## Entries shown:
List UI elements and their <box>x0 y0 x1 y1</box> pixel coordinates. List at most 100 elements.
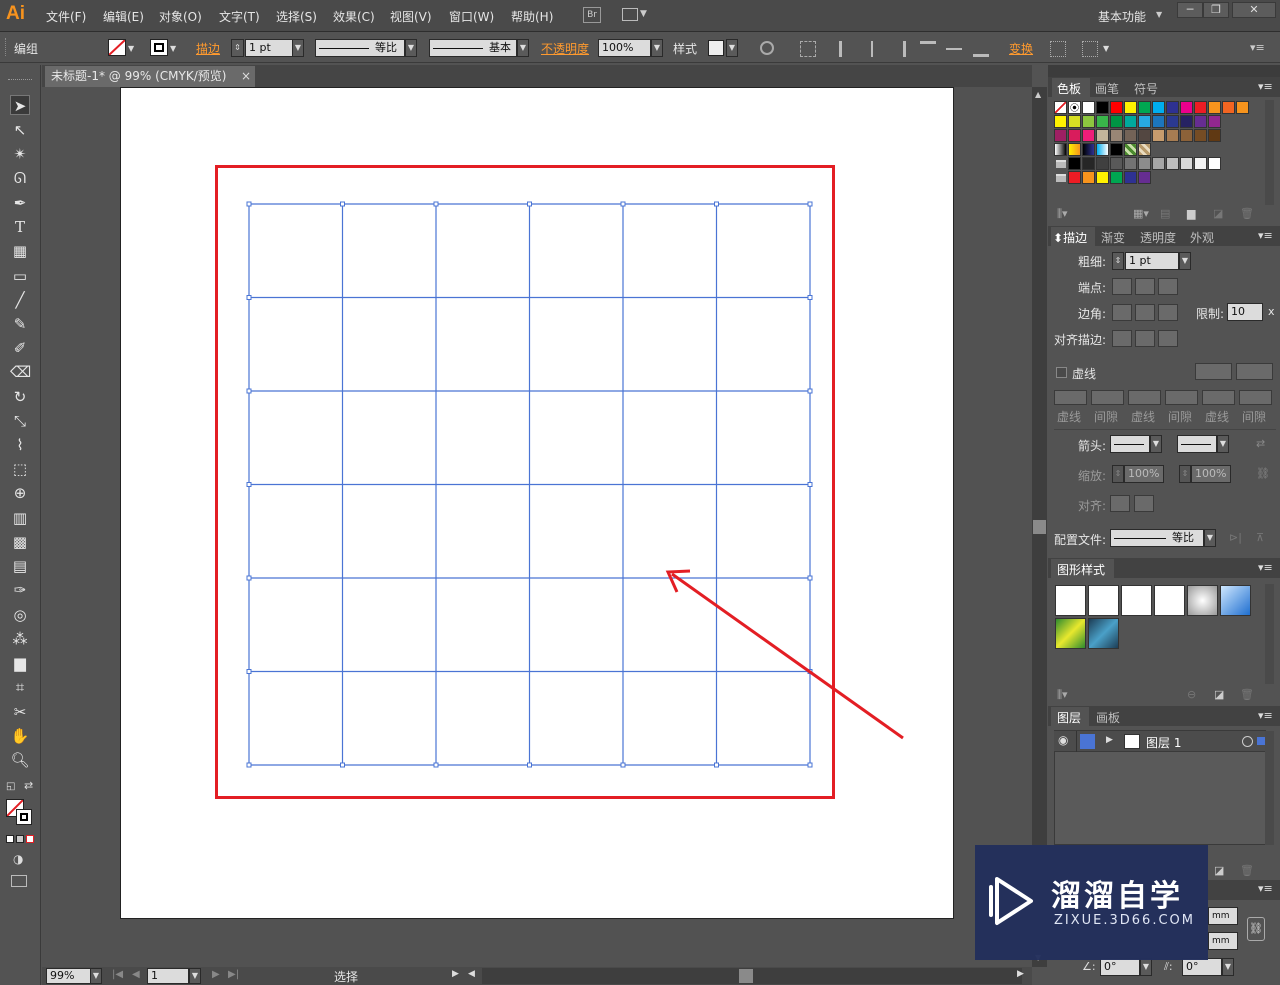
tab-graphic-styles[interactable]: 图形样式 <box>1057 561 1105 578</box>
swap-arrowheads-icon[interactable]: ⇄ <box>1256 437 1265 450</box>
color-swatch[interactable] <box>1054 115 1067 128</box>
vertical-scrollbar[interactable]: ▲ ▼ <box>1032 87 1047 967</box>
dashed-line-checkbox[interactable] <box>1056 367 1067 378</box>
scale-end-stepper[interactable]: ⇕ <box>1179 465 1191 483</box>
color-swatch[interactable] <box>1110 101 1123 114</box>
color-group-folder-icon[interactable] <box>1056 174 1066 182</box>
projecting-cap-icon[interactable] <box>1158 278 1178 295</box>
align-stroke-outside-icon[interactable] <box>1158 330 1178 347</box>
chevron-down-icon[interactable]: ▼ <box>1179 252 1191 270</box>
color-swatch[interactable] <box>1180 129 1193 142</box>
gradient-swatch[interactable] <box>1096 143 1109 156</box>
variable-width-profile[interactable]: 等比 <box>315 39 405 57</box>
color-swatch[interactable] <box>1208 115 1221 128</box>
next-artboard-icon[interactable]: ▶ <box>212 969 220 980</box>
limit-input[interactable]: 10 <box>1227 303 1263 321</box>
zoom-tool-icon[interactable]: 🔍︎ <box>10 750 30 770</box>
color-swatch[interactable] <box>1208 129 1221 142</box>
chevron-down-icon[interactable]: ▼ <box>128 44 134 53</box>
swatch-none[interactable] <box>1054 101 1067 114</box>
draw-mode-icon[interactable]: ◑ <box>13 852 23 866</box>
color-swatch[interactable] <box>1110 171 1123 184</box>
transform-link[interactable]: 变换 <box>1009 40 1033 57</box>
gradient-swatch[interactable] <box>1068 143 1081 156</box>
tab-appearance[interactable]: 外观 <box>1190 229 1214 246</box>
menu-edit[interactable]: 编辑(E) <box>103 8 144 25</box>
gap-input[interactable] <box>1239 390 1272 405</box>
lasso-tool-icon[interactable]: ᘏ <box>10 168 30 188</box>
restore-button[interactable]: ❐ <box>1203 2 1229 18</box>
color-swatch[interactable] <box>1138 157 1151 170</box>
pen-tool-icon[interactable]: ✒ <box>10 193 30 213</box>
width-unit-field[interactable]: mm <box>1208 907 1238 925</box>
color-swatch[interactable] <box>1166 129 1179 142</box>
rotate-angle-input[interactable]: 0° <box>1100 958 1140 976</box>
chevron-down-icon[interactable]: ▼ <box>90 968 102 984</box>
color-swatch[interactable] <box>1138 115 1151 128</box>
direct-selection-tool-icon[interactable]: ↖ <box>10 120 30 140</box>
stroke-weight-input[interactable]: 1 pt <box>245 39 293 57</box>
line-segment-tool-icon[interactable]: ▦ <box>10 241 30 261</box>
artboard-tool-icon[interactable]: ⌗ <box>10 677 30 697</box>
chevron-down-icon[interactable]: ▼ <box>640 9 647 19</box>
align-middle-icon[interactable] <box>946 41 962 57</box>
color-swatch[interactable] <box>1110 143 1123 156</box>
symbol-sprayer-tool-icon[interactable]: ⁂ <box>10 629 30 649</box>
eyedropper-tool-icon[interactable]: ✑ <box>10 580 30 600</box>
chevron-down-icon[interactable]: ▼ <box>189 968 201 984</box>
scale-start-stepper[interactable]: ⇕ <box>1112 465 1124 483</box>
gap-input[interactable] <box>1091 390 1124 405</box>
color-swatch[interactable] <box>1152 157 1165 170</box>
zoom-level-input[interactable]: 99% <box>46 968 91 984</box>
align-dash-corners-icon[interactable] <box>1236 363 1273 380</box>
stroke-swatch[interactable] <box>150 39 168 56</box>
chevron-down-icon[interactable]: ▼ <box>405 39 417 57</box>
tab-symbols[interactable]: 符号 <box>1134 80 1158 97</box>
tab-gradient[interactable]: 渐变 <box>1101 229 1125 246</box>
align-left-icon[interactable] <box>839 41 855 57</box>
chevron-down-icon[interactable]: ▼ <box>1222 958 1234 976</box>
color-swatch[interactable] <box>1082 129 1095 142</box>
graphic-style-default[interactable] <box>1055 585 1086 616</box>
align-to-selection-icon[interactable] <box>800 41 816 57</box>
graphic-style-blue-texture[interactable] <box>1088 618 1119 649</box>
scale-end-input[interactable]: 100% <box>1191 465 1231 483</box>
blob-brush-tool-icon[interactable]: ✐ <box>10 338 30 358</box>
shape-builder-tool-icon[interactable]: ⊕ <box>10 483 30 503</box>
column-graph-tool-icon[interactable]: ▆ <box>10 653 30 673</box>
menu-view[interactable]: 视图(V) <box>390 8 432 25</box>
graphic-style-shadow[interactable] <box>1187 585 1218 616</box>
color-swatch[interactable] <box>1152 101 1165 114</box>
butt-cap-icon[interactable] <box>1112 278 1132 295</box>
color-swatch[interactable] <box>1124 171 1137 184</box>
swap-fill-stroke-icon[interactable]: ⇄ <box>24 779 33 792</box>
opacity-link[interactable]: 不透明度 <box>541 40 589 57</box>
graphic-style-swatch[interactable] <box>708 40 724 56</box>
brush-definition[interactable]: 基本 <box>429 39 517 57</box>
hand-tool-icon[interactable]: ✋ <box>10 726 30 746</box>
pattern-swatch[interactable] <box>1124 143 1137 156</box>
stroke-weight-stepper[interactable]: ⇕ <box>231 39 244 57</box>
color-swatch[interactable] <box>1166 157 1179 170</box>
gradient-swatch[interactable] <box>1082 143 1095 156</box>
artboard-number-input[interactable]: 1 <box>147 968 189 984</box>
perspective-grid-tool-icon[interactable]: ▥ <box>10 508 30 528</box>
slice-tool-icon[interactable]: ✂ <box>10 702 30 722</box>
color-group-folder-icon[interactable] <box>1056 160 1066 168</box>
color-swatch[interactable] <box>1180 101 1193 114</box>
new-layer-icon[interactable]: ◪ <box>1214 864 1224 877</box>
graphic-style-green-texture[interactable] <box>1055 618 1086 649</box>
chevron-down-icon[interactable]: ▼ <box>292 39 304 57</box>
scale-tool-icon[interactable]: ⤡ <box>10 411 30 431</box>
end-arrowhead-select[interactable] <box>1177 435 1217 453</box>
color-swatch[interactable] <box>1124 101 1137 114</box>
menu-effect[interactable]: 效果(C) <box>333 8 375 25</box>
workspace-switcher[interactable]: 基本功能 <box>1098 8 1146 25</box>
expand-triangle-icon[interactable]: ▶ <box>1106 735 1113 745</box>
color-swatch[interactable] <box>1096 129 1109 142</box>
color-swatch[interactable] <box>1082 115 1095 128</box>
scroll-right-arrow-icon[interactable]: ▶ <box>1017 969 1024 979</box>
flip-across-icon[interactable]: ⊼ <box>1256 531 1264 544</box>
chevron-down-icon[interactable]: ▼ <box>1103 44 1109 53</box>
tab-stroke[interactable]: ⬍描边 <box>1053 229 1087 246</box>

## Short task:
Return every line of the data above that contains the string "link", matching case exactly.

## Task result:
transform-link[interactable]: 变换 <box>1009 40 1033 57</box>
opacity-link[interactable]: 不透明度 <box>541 40 589 57</box>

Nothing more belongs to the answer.